Description of the task: Extract every line of the material below and reproduce it faithfully.

**** Excerpted records ****

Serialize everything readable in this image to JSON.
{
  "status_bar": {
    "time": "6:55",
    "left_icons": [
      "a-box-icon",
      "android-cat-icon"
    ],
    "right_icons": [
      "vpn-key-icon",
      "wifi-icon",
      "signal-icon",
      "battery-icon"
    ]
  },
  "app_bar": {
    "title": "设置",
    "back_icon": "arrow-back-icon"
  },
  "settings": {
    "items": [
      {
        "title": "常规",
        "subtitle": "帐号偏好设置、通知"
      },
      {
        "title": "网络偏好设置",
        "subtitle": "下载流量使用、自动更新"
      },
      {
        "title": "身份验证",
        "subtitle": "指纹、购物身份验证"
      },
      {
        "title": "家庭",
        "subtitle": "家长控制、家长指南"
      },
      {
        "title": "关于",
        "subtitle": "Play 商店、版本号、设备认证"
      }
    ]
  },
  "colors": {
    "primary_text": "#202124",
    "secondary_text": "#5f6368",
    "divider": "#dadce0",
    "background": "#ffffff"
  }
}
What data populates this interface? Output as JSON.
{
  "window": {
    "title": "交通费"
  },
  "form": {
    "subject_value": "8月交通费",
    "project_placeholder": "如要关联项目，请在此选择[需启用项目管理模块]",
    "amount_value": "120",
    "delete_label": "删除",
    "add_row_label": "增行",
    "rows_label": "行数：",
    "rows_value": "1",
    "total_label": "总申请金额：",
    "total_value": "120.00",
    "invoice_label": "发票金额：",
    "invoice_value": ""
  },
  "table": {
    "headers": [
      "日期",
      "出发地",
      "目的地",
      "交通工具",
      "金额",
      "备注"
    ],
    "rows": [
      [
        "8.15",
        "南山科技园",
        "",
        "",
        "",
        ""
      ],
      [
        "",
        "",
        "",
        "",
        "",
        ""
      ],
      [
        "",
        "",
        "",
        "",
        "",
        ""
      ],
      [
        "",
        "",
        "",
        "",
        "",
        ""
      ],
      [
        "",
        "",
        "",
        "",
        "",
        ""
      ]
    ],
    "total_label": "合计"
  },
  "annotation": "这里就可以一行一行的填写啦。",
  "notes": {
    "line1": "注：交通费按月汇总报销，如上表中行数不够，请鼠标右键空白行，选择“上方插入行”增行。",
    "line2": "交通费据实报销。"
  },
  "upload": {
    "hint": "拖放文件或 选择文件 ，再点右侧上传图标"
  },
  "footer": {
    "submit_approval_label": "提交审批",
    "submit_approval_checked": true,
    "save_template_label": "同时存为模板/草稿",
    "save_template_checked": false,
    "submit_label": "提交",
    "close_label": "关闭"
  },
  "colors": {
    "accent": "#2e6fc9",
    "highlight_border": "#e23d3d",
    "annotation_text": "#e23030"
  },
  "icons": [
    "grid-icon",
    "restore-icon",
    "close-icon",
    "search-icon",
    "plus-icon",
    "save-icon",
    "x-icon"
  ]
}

****

Answer in full:
Serialize everything readable in this image to JSON.
{
  "status_bar": {
    "time": "6:55",
    "left_icons": [
      "a-box-icon",
      "android-cat-icon"
    ],
    "right_icons": [
      "vpn-key-icon",
      "wifi-icon",
      "signal-icon",
      "battery-icon"
    ]
  },
  "app_bar": {
    "title": "设置",
    "back_icon": "arrow-back-icon"
  },
  "settings": {
    "items": [
      {
        "title": "常规",
        "subtitle": "帐号偏好设置、通知"
      },
      {
        "title": "网络偏好设置",
        "subtitle": "下载流量使用、自动更新"
      },
      {
        "title": "身份验证",
        "subtitle": "指纹、购物身份验证"
      },
      {
        "title": "家庭",
        "subtitle": "家长控制、家长指南"
      },
      {
        "title": "关于",
        "subtitle": "Play 商店、版本号、设备认证"
      }
    ]
  },
  "colors": {
    "primary_text": "#202124",
    "secondary_text": "#5f6368",
    "divider": "#dadce0",
    "background": "#ffffff"
  }
}
What data populates this interface? Output as JSON.
{
  "window": {
    "title": "交通费"
  },
  "form": {
    "subject_value": "8月交通费",
    "project_placeholder": "如要关联项目，请在此选择[需启用项目管理模块]",
    "amount_value": "120",
    "delete_label": "删除",
    "add_row_label": "增行",
    "rows_label": "行数：",
    "rows_value": "1",
    "total_label": "总申请金额：",
    "total_value": "120.00",
    "invoice_label": "发票金额：",
    "invoice_value": ""
  },
  "table": {
    "headers": [
      "日期",
      "出发地",
      "目的地",
      "交通工具",
      "金额",
      "备注"
    ],
    "rows": [
      [
        "8.15",
        "南山科技园",
        "",
        "",
        "",
        ""
      ],
      [
        "",
        "",
        "",
        "",
        "",
        ""
      ],
      [
        "",
        "",
        "",
        "",
        "",
        ""
      ],
      [
        "",
        "",
        "",
        "",
        "",
        ""
      ],
      [
        "",
        "",
        "",
        "",
        "",
        ""
      ]
    ],
    "total_label": "合计"
  },
  "annotation": "这里就可以一行一行的填写啦。",
  "notes": {
    "line1": "注：交通费按月汇总报销，如上表中行数不够，请鼠标右键空白行，选择“上方插入行”增行。",
    "line2": "交通费据实报销。"
  },
  "upload": {
    "hint": "拖放文件或 选择文件 ，再点右侧上传图标"
  },
  "footer": {
    "submit_approval_label": "提交审批",
    "submit_approval_checked": true,
    "save_template_label": "同时存为模板/草稿",
    "save_template_checked": false,
    "submit_label": "提交",
    "close_label": "关闭"
  },
  "colors": {
    "accent": "#2e6fc9",
    "highlight_border": "#e23d3d",
    "annotation_text": "#e23030"
  },
  "icons": [
    "grid-icon",
    "restore-icon",
    "close-icon",
    "search-icon",
    "plus-icon",
    "save-icon",
    "x-icon"
  ]
}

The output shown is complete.